*Goal of the exercise*:
Please find all lines in the data that hold the string "JSON" and copy them.

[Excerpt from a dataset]
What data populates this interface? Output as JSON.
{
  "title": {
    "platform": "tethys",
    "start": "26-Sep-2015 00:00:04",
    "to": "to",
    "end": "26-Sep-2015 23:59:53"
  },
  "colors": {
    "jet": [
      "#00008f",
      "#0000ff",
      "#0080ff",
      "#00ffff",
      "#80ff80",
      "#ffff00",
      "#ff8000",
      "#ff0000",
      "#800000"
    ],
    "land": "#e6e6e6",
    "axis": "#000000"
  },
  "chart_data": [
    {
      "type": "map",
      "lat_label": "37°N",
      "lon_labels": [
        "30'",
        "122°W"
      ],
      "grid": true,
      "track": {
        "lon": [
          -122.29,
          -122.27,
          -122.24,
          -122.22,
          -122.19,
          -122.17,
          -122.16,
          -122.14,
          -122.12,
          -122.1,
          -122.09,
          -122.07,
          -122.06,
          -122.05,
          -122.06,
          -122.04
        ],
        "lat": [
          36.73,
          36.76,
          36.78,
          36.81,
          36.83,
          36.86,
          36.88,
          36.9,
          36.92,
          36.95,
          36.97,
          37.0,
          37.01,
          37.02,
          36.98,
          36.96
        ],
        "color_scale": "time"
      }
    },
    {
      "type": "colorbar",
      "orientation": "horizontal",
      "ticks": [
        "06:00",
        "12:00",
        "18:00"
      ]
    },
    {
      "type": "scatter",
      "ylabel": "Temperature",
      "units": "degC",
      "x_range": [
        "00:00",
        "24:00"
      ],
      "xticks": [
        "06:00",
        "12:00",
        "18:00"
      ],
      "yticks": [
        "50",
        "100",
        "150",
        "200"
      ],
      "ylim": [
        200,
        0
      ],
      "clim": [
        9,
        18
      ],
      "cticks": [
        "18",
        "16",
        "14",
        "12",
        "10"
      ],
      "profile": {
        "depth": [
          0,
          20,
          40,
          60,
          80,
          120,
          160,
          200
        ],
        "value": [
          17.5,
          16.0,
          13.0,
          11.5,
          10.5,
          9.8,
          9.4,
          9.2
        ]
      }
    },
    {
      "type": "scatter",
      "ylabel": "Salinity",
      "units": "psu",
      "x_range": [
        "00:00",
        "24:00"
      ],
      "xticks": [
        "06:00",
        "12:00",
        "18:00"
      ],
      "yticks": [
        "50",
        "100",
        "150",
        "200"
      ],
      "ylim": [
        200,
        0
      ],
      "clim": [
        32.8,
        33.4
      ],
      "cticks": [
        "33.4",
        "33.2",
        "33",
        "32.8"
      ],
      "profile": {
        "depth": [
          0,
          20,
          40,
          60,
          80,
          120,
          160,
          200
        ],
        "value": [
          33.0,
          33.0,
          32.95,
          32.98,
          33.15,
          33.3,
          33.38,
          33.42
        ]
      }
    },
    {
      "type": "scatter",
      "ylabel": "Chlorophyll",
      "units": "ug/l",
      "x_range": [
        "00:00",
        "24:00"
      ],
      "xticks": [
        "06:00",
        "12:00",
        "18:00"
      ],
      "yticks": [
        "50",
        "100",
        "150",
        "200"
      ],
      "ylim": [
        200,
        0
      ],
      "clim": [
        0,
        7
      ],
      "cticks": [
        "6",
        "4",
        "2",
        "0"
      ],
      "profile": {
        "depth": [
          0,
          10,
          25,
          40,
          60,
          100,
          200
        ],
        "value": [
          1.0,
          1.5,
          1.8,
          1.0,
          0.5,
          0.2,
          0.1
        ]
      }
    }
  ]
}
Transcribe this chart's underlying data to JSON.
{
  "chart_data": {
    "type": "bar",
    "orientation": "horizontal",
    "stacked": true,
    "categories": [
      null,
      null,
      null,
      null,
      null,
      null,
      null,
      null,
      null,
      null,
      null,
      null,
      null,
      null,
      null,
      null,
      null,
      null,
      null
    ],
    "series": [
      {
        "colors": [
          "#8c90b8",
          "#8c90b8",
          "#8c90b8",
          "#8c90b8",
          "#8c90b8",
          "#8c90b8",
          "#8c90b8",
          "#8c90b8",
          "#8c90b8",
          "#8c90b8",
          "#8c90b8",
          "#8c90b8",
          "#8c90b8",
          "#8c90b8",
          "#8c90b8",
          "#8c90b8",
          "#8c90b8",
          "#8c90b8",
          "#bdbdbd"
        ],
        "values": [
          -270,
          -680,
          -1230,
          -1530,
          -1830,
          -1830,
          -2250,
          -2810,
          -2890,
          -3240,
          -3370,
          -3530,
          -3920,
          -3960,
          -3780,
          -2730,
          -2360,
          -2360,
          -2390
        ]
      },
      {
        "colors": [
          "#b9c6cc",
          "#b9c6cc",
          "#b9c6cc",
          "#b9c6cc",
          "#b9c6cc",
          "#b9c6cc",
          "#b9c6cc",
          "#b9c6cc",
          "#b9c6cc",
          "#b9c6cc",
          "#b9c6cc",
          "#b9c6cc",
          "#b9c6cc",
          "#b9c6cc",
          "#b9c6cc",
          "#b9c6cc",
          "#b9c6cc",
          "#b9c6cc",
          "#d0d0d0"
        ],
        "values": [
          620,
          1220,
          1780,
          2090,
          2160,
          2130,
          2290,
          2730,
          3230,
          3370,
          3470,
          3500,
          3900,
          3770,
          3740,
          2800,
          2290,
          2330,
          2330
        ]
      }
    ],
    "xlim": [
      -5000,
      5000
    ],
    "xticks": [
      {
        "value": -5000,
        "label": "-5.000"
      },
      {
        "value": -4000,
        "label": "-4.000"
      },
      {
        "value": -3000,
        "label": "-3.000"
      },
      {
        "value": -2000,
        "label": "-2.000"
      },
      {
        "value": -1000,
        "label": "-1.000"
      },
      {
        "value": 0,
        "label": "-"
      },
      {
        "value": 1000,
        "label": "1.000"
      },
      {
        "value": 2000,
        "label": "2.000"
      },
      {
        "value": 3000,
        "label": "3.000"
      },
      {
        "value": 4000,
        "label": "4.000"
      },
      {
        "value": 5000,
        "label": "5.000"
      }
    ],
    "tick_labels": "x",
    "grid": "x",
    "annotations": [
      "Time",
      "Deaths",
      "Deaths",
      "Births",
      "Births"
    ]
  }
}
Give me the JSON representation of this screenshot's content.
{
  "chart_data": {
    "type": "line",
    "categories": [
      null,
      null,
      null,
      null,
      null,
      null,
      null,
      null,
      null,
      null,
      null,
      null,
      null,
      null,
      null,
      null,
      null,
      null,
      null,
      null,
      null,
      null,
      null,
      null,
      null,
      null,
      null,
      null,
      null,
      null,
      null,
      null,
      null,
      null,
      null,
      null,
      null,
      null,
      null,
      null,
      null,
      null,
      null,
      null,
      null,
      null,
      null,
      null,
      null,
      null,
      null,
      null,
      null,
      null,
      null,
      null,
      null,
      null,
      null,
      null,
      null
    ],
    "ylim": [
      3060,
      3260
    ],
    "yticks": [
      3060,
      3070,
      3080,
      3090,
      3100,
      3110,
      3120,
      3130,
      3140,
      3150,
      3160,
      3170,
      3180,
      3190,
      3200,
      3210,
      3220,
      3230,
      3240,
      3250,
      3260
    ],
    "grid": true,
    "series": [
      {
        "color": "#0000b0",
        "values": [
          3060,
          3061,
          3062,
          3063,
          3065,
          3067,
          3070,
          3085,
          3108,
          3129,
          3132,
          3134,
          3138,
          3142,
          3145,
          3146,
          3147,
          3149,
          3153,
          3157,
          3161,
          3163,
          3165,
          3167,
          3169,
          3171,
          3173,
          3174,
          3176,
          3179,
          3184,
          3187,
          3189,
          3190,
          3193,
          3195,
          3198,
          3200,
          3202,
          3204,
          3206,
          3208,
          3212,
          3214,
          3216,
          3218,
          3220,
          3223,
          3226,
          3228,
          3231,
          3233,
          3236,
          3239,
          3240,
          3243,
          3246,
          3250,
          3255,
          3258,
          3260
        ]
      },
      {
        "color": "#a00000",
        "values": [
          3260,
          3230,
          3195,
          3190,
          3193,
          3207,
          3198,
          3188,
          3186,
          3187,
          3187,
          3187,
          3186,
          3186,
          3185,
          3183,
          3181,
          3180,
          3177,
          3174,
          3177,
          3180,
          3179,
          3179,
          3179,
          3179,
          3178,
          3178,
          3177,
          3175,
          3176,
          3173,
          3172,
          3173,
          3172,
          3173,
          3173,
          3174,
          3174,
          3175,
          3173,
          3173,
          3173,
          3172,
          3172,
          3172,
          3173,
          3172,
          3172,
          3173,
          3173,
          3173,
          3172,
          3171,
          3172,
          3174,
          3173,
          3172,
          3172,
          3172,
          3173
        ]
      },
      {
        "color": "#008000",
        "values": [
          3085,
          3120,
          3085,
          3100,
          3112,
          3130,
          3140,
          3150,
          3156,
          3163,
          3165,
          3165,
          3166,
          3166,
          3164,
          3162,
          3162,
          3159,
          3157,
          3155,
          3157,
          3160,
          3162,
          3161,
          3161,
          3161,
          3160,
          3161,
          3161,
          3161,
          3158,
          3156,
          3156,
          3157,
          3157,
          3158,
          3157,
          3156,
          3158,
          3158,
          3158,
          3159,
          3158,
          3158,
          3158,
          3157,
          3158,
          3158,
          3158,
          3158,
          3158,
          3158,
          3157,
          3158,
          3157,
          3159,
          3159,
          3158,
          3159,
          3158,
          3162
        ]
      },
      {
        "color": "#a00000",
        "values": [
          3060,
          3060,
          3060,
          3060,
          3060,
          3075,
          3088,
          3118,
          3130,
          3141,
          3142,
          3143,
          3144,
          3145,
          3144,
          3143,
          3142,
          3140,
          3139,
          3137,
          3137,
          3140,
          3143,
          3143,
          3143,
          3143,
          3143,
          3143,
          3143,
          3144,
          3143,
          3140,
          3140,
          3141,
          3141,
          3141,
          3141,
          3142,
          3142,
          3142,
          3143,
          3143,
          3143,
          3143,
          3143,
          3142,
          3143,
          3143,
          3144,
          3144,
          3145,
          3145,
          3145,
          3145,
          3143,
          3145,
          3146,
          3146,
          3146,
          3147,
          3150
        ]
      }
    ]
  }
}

*Exercise solution*:
What data populates this interface? Output as JSON.
Transcribe this chart's underlying data to JSON.
Give me the JSON representation of this screenshot's content.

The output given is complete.